**Excerpted passage:**

>> BEGIN

22 Her Honour said that she was satisfied of the matters mentioned in s 66(1) and s 66(2) of the Crimes (Sentencing Procedure) Act 1999 and imposed the sentences referred to above. The respondent was ordered to report to the Metropolitan Periodic Detention Centre on 16 June 2007 at 8:30am to commence serving his sentence.


      Grounds of appeal

23 The appellant claims that the sentences imposed were manifestly inadequate and failed to reflect the respondent’s objective criminality.

24 The appellant made a number of complaints in relation to the way in which her Honour approached the sentencing process some of which overlap, and which are claimed to be indicia of a failure by her Honour in sentencing the respondent in respect of the aggravated assault contrary to s 154C(2) of the Crimes Act 1900, to have regard to the prescribed standard non-parole period as a reference point or a guidepost.

>> END

**Goals:**
1. Reproduce the judgment excerpt between "22 Her Honour" and "respondent’s objective criminality.", inclusive.
2. For each statement below, say yes or no to whether it agrees with the judgment excerpt, and quote the words of the excerpt that decide it. (a) The respondent was ordered to report to the Metropolitan Periodic Detention Centre at 8:30am. (b) The appellant claims that the sentences imposed were manifestly excessive. (c) The aggravated assault was contrary to s 154C(2) of the Crimes Act 1900.

**Supplied data:**
>> BEGIN

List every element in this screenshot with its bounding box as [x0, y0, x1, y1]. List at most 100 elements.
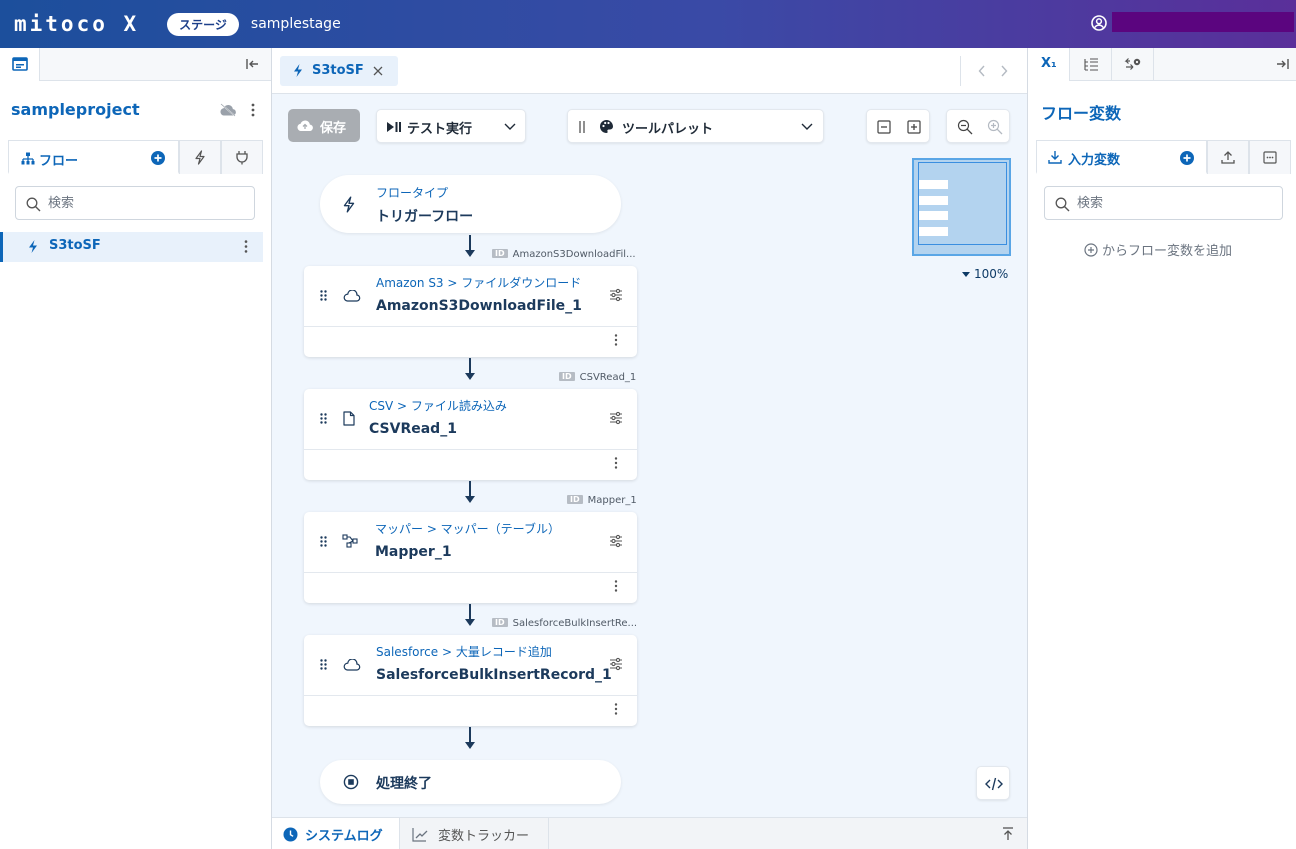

>> END

**Answers in order:**
1.
22 Her Honour said that she was satisfied of the matters mentioned in s 66(1) and s 66(2) of the Crimes (Sentencing Procedure) Act 1999 and imposed the sentences referred to above. The respondent was ordered to report to the Metropolitan Periodic Detention Centre on 16 June 2007 at 8:30am to commence serving his sentence.


      Grounds of appeal

23 The appellant claims that the sentences imposed were manifestly inadequate and failed to reflect the respondent’s objective criminality.

2.
(a) Yes: "The respondent was ordered to report to the Metropolitan Periodic Detention Centre on 16 June 2007 at 8:30am to commence serving his sentence."
(b) No: "The appellant claims that the sentences imposed were manifestly inadequate and failed to reflect the respondent’s objective criminality."
(c) Yes: "the aggravated assault contrary to s 154C(2) of the Crimes Act 1900"